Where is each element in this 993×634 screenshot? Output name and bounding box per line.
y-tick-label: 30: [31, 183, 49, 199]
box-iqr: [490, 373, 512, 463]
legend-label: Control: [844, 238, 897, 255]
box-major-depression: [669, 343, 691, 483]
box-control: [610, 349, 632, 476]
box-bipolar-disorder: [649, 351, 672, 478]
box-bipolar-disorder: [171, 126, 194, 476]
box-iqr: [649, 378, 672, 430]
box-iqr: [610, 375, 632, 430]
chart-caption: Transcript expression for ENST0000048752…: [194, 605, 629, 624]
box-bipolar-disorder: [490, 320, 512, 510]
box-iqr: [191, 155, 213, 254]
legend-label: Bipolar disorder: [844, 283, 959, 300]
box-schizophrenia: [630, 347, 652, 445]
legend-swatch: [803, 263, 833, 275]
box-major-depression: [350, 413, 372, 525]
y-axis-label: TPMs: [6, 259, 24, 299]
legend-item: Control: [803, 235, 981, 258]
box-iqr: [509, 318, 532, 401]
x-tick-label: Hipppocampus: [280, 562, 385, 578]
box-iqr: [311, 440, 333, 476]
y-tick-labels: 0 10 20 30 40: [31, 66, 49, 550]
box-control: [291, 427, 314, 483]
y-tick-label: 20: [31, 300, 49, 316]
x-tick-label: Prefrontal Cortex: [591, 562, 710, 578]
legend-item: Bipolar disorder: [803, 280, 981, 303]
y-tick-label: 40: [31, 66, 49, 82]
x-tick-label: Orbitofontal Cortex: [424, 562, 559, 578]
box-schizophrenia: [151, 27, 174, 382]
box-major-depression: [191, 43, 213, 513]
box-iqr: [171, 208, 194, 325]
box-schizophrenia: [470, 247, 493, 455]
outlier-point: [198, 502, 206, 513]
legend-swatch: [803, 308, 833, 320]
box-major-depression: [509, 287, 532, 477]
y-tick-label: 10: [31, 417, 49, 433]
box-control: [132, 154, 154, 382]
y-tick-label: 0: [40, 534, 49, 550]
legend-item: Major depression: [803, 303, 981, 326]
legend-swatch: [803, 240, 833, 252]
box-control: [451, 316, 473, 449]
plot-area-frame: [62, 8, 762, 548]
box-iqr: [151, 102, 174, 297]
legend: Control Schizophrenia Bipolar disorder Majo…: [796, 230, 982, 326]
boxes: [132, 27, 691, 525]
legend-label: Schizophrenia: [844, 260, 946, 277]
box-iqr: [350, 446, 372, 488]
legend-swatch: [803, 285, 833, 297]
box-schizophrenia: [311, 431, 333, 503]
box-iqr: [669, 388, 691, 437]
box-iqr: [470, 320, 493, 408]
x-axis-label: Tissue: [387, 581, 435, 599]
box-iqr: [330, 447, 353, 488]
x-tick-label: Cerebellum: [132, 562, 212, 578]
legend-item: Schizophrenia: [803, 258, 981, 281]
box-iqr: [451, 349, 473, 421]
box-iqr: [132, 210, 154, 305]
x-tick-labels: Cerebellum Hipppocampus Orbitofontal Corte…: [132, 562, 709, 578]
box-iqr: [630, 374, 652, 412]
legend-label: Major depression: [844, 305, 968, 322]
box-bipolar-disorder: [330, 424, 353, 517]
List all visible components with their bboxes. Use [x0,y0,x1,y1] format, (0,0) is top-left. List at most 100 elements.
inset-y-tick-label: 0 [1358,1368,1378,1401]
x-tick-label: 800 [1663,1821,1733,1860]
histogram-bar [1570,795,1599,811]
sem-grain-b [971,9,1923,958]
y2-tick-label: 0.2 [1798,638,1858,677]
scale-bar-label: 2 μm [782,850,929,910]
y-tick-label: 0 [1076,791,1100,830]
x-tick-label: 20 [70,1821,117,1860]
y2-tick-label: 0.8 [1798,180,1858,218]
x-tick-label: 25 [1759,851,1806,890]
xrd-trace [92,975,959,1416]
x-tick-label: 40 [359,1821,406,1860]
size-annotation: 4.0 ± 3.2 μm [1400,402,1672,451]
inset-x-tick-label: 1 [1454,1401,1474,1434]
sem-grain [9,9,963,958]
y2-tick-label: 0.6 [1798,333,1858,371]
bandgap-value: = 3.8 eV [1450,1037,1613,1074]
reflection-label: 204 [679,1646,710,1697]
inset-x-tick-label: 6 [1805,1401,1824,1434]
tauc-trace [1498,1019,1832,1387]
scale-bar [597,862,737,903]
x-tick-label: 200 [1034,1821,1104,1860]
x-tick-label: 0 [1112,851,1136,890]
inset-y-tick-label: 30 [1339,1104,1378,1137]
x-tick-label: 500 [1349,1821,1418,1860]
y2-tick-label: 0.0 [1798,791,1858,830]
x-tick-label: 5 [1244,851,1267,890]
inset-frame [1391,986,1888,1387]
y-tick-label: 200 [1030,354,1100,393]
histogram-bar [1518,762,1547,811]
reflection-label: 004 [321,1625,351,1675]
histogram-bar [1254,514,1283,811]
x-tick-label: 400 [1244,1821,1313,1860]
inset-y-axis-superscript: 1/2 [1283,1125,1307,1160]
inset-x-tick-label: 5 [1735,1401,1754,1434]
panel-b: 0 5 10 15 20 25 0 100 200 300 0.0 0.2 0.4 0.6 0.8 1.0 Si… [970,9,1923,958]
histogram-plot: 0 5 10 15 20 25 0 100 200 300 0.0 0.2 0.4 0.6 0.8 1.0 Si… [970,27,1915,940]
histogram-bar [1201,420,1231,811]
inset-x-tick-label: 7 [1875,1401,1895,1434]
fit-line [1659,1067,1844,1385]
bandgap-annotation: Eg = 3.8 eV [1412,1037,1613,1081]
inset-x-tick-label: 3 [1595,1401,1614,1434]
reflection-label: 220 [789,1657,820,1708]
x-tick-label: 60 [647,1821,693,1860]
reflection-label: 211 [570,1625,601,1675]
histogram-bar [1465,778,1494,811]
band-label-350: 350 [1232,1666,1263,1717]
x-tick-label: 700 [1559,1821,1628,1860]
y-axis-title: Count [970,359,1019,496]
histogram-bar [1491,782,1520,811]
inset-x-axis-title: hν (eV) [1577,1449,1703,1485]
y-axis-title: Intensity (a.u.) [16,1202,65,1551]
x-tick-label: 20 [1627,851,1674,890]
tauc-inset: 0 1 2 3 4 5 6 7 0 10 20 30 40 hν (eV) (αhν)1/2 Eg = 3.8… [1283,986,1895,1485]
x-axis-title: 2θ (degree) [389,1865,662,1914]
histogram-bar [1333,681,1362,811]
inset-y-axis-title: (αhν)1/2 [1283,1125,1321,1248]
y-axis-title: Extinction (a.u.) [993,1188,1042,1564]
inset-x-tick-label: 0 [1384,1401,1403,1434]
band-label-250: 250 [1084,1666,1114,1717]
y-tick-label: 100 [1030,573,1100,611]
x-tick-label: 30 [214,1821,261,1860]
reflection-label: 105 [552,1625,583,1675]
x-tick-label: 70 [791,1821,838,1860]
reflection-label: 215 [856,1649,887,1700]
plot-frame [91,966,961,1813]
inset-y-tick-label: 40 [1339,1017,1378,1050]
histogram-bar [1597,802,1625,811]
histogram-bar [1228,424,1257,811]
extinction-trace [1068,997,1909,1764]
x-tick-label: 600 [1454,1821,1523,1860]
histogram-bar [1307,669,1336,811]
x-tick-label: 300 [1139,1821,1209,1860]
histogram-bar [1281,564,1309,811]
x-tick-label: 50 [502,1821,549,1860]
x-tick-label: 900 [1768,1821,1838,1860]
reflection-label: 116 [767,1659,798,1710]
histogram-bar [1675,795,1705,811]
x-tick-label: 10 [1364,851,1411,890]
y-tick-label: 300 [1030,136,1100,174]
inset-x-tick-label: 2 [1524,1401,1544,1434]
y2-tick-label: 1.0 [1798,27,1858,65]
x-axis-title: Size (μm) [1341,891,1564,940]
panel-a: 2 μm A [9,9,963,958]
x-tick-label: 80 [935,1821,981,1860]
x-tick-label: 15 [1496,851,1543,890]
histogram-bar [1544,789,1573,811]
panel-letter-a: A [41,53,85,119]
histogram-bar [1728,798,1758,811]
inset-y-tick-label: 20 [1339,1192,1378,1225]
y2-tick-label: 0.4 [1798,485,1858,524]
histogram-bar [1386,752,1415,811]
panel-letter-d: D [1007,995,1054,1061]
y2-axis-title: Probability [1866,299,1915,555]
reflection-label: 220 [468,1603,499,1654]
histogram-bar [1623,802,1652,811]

- - - - - - -

* 수행할 작업: 첫 행부터 "box-schizophrenia: [470, 247, 493, 455]"가 있는 행까지 다시 쓰되, "legend-label"를 "legend-text"로 대체하고 나머지는 그대로 두세요.

* 전체 답변:
Where is each element in this 993×634 screenshot? Output name and bounding box per line.
y-tick-label: 30: [31, 183, 49, 199]
box-iqr: [490, 373, 512, 463]
legend-text: Control: [844, 238, 897, 255]
box-major-depression: [669, 343, 691, 483]
box-control: [610, 349, 632, 476]
box-bipolar-disorder: [649, 351, 672, 478]
box-bipolar-disorder: [171, 126, 194, 476]
box-iqr: [649, 378, 672, 430]
box-iqr: [610, 375, 632, 430]
chart-caption: Transcript expression for ENST0000048752…: [194, 605, 629, 624]
box-bipolar-disorder: [490, 320, 512, 510]
box-iqr: [191, 155, 213, 254]
legend-text: Bipolar disorder: [844, 283, 959, 300]
box-schizophrenia: [630, 347, 652, 445]
legend-swatch: [803, 263, 833, 275]
box-major-depression: [350, 413, 372, 525]
y-axis-label: TPMs: [6, 259, 24, 299]
legend-item: Control: [803, 235, 981, 258]
box-iqr: [509, 318, 532, 401]
x-tick-label: Hipppocampus: [280, 562, 385, 578]
box-iqr: [311, 440, 333, 476]
y-tick-labels: 0 10 20 30 40: [31, 66, 49, 550]
box-control: [291, 427, 314, 483]
y-tick-label: 20: [31, 300, 49, 316]
x-tick-label: Prefrontal Cortex: [591, 562, 710, 578]
legend-item: Bipolar disorder: [803, 280, 981, 303]
y-tick-label: 40: [31, 66, 49, 82]
x-tick-label: Orbitofontal Cortex: [424, 562, 559, 578]
box-schizophrenia: [151, 27, 174, 382]
box-major-depression: [191, 43, 213, 513]
box-iqr: [171, 208, 194, 325]
box-schizophrenia: [470, 247, 493, 455]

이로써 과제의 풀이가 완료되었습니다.